#### Goal of the exercise
Retype the full set of records. Keep every character identical.

#### Material provided
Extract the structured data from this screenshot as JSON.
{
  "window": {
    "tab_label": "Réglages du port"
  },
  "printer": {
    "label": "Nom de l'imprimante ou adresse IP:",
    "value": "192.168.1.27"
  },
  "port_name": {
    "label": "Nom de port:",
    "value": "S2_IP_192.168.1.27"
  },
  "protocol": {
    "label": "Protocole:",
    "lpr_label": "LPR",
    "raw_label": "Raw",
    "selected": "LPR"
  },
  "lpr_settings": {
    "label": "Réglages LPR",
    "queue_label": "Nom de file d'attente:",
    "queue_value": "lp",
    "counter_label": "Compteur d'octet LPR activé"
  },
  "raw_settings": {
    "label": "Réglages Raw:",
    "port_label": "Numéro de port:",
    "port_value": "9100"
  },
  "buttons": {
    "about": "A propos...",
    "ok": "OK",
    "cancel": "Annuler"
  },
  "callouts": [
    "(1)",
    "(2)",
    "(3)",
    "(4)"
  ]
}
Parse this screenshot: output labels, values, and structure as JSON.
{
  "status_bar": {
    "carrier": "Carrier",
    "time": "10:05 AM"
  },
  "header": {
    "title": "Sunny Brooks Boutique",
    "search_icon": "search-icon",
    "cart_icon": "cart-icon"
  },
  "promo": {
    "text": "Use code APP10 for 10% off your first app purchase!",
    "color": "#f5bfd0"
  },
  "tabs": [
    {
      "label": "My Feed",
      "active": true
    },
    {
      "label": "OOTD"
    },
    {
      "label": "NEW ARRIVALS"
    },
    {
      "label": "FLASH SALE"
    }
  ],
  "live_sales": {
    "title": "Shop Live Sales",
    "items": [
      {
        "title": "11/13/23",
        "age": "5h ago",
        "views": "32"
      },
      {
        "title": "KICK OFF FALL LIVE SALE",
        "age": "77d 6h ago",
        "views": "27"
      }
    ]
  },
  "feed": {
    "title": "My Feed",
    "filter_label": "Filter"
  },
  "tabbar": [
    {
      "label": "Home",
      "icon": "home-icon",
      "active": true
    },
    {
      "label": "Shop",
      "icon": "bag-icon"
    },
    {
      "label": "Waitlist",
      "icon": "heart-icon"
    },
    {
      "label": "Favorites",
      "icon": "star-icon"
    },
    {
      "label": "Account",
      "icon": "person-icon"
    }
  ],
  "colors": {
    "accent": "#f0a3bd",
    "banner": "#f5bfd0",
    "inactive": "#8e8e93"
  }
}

#### Result of the exercise
Extract the structured data from this screenshot as JSON.
{
  "window": {
    "tab_label": "Réglages du port"
  },
  "printer": {
    "label": "Nom de l'imprimante ou adresse IP:",
    "value": "192.168.1.27"
  },
  "port_name": {
    "label": "Nom de port:",
    "value": "S2_IP_192.168.1.27"
  },
  "protocol": {
    "label": "Protocole:",
    "lpr_label": "LPR",
    "raw_label": "Raw",
    "selected": "LPR"
  },
  "lpr_settings": {
    "label": "Réglages LPR",
    "queue_label": "Nom de file d'attente:",
    "queue_value": "lp",
    "counter_label": "Compteur d'octet LPR activé"
  },
  "raw_settings": {
    "label": "Réglages Raw:",
    "port_label": "Numéro de port:",
    "port_value": "9100"
  },
  "buttons": {
    "about": "A propos...",
    "ok": "OK",
    "cancel": "Annuler"
  },
  "callouts": [
    "(1)",
    "(2)",
    "(3)",
    "(4)"
  ]
}
Parse this screenshot: output labels, values, and structure as JSON.
{
  "status_bar": {
    "carrier": "Carrier",
    "time": "10:05 AM"
  },
  "header": {
    "title": "Sunny Brooks Boutique",
    "search_icon": "search-icon",
    "cart_icon": "cart-icon"
  },
  "promo": {
    "text": "Use code APP10 for 10% off your first app purchase!",
    "color": "#f5bfd0"
  },
  "tabs": [
    {
      "label": "My Feed",
      "active": true
    },
    {
      "label": "OOTD"
    },
    {
      "label": "NEW ARRIVALS"
    },
    {
      "label": "FLASH SALE"
    }
  ],
  "live_sales": {
    "title": "Shop Live Sales",
    "items": [
      {
        "title": "11/13/23",
        "age": "5h ago",
        "views": "32"
      },
      {
        "title": "KICK OFF FALL LIVE SALE",
        "age": "77d 6h ago",
        "views": "27"
      }
    ]
  },
  "feed": {
    "title": "My Feed",
    "filter_label": "Filter"
  },
  "tabbar": [
    {
      "label": "Home",
      "icon": "home-icon",
      "active": true
    },
    {
      "label": "Shop",
      "icon": "bag-icon"
    },
    {
      "label": "Waitlist",
      "icon": "heart-icon"
    },
    {
      "label": "Favorites",
      "icon": "star-icon"
    },
    {
      "label": "Account",
      "icon": "person-icon"
    }
  ],
  "colors": {
    "accent": "#f0a3bd",
    "banner": "#f5bfd0",
    "inactive": "#8e8e93"
  }
}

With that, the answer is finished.